- [TO BE DONE] Print the records again with no changes, starting at the first line and ending at the line that contains "line-label: Hδ <box>145 51 162 64</box>".

- [THE INPUT]
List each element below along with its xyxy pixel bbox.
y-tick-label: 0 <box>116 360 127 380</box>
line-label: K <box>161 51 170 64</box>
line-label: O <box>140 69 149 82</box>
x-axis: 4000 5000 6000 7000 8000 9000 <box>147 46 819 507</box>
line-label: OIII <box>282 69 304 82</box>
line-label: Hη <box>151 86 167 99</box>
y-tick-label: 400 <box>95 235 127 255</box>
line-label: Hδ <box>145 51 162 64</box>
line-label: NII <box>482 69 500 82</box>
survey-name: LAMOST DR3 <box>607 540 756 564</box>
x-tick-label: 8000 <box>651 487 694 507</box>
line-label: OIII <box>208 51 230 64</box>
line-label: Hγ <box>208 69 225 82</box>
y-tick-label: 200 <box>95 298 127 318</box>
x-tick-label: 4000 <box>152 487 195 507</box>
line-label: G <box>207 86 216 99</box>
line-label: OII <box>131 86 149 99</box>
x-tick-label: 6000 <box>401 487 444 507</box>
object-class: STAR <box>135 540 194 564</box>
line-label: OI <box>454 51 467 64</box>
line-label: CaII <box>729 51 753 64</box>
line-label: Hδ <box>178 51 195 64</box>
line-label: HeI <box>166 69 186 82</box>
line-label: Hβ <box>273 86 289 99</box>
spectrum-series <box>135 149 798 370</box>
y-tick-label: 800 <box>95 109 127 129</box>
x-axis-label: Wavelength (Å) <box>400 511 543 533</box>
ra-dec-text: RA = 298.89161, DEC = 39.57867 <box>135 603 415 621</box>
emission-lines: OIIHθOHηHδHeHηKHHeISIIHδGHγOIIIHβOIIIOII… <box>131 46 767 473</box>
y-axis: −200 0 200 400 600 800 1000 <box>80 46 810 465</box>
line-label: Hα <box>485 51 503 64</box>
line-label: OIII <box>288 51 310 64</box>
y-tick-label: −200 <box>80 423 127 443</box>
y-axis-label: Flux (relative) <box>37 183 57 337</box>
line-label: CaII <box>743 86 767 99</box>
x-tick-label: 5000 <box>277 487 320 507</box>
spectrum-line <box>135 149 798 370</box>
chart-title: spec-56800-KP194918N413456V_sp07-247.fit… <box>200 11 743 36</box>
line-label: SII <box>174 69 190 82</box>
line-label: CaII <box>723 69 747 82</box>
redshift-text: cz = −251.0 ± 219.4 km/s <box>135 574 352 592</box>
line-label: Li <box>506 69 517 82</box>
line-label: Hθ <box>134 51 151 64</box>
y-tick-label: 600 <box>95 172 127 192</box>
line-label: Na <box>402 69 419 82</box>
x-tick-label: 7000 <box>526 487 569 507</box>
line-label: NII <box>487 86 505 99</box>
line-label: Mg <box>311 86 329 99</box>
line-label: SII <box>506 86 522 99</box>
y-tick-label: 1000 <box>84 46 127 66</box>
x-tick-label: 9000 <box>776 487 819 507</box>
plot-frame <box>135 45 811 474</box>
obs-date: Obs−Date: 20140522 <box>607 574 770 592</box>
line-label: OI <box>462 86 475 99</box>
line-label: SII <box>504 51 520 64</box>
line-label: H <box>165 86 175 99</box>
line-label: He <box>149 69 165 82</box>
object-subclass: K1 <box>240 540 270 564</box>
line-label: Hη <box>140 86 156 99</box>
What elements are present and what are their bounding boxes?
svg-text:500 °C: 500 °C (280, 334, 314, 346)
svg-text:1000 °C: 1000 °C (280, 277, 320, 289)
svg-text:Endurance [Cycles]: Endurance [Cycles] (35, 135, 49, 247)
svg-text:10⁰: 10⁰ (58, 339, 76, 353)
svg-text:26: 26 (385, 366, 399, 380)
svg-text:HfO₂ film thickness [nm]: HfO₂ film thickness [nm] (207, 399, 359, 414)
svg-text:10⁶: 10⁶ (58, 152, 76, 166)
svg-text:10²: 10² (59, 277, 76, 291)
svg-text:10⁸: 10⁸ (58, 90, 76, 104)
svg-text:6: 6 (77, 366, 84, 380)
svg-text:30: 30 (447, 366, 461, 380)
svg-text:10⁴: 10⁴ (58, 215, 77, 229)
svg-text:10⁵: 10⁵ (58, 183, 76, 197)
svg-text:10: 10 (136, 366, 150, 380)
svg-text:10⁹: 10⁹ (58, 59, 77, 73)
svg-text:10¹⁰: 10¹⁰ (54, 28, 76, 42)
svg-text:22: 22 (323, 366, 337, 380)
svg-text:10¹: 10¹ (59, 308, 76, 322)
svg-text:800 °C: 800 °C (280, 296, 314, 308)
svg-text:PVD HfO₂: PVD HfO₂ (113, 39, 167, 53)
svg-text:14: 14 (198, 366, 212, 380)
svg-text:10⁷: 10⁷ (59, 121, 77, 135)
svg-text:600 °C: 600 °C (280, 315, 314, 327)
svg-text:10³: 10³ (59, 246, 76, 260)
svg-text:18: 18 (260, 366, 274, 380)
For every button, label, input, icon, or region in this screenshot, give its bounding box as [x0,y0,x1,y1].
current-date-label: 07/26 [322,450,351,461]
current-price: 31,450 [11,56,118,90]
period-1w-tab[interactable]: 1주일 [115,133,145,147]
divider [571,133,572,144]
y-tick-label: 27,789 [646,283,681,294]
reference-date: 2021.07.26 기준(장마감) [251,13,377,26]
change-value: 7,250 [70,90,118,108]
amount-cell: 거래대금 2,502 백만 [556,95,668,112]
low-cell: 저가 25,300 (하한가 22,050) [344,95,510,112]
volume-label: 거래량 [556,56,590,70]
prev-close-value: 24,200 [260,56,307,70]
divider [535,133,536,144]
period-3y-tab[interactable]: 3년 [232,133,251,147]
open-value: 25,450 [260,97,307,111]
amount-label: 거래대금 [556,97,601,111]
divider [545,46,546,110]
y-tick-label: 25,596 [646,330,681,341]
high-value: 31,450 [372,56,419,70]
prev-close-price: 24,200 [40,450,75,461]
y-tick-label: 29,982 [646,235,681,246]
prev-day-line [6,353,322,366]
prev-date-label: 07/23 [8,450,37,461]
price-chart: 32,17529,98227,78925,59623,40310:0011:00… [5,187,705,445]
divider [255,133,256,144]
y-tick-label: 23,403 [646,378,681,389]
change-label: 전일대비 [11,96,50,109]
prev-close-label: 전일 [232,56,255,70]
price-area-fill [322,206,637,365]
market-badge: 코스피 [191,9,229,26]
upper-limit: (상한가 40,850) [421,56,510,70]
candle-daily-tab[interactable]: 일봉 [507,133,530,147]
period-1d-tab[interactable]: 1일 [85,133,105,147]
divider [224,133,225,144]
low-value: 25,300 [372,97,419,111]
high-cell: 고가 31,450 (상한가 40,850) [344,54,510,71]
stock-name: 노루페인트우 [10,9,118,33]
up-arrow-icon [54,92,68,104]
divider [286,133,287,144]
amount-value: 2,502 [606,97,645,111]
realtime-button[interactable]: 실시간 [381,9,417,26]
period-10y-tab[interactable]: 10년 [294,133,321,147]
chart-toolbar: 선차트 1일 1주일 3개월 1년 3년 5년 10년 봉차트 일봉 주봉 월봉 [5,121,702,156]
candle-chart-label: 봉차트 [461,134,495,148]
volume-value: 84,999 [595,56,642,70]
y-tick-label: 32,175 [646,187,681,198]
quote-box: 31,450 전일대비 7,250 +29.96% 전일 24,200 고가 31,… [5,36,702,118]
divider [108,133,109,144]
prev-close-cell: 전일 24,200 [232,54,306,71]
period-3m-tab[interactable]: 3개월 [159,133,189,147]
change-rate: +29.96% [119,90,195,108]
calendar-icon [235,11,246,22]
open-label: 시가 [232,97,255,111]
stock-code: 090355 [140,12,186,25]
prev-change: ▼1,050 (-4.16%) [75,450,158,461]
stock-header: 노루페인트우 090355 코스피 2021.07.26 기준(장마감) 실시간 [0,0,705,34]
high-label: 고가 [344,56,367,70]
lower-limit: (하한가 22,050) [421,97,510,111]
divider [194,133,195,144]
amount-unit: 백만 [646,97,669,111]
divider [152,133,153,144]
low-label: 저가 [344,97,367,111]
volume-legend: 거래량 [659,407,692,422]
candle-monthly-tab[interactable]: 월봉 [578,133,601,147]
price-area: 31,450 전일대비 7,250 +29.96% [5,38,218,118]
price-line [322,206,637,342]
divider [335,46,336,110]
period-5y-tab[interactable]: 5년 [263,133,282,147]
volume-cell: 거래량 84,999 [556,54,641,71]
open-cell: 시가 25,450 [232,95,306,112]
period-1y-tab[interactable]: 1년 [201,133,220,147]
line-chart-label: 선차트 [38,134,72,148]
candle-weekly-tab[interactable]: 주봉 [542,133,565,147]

- [TASK RESPONSE]
List each element below along with its xyxy pixel bbox.
y-tick-label: 0 <box>116 360 127 380</box>
line-label: K <box>161 51 170 64</box>
line-label: O <box>140 69 149 82</box>
x-axis: 4000 5000 6000 7000 8000 9000 <box>147 46 819 507</box>
line-label: OIII <box>282 69 304 82</box>
line-label: Hη <box>151 86 167 99</box>
y-tick-label: 400 <box>95 235 127 255</box>
line-label: Hδ <box>145 51 162 64</box>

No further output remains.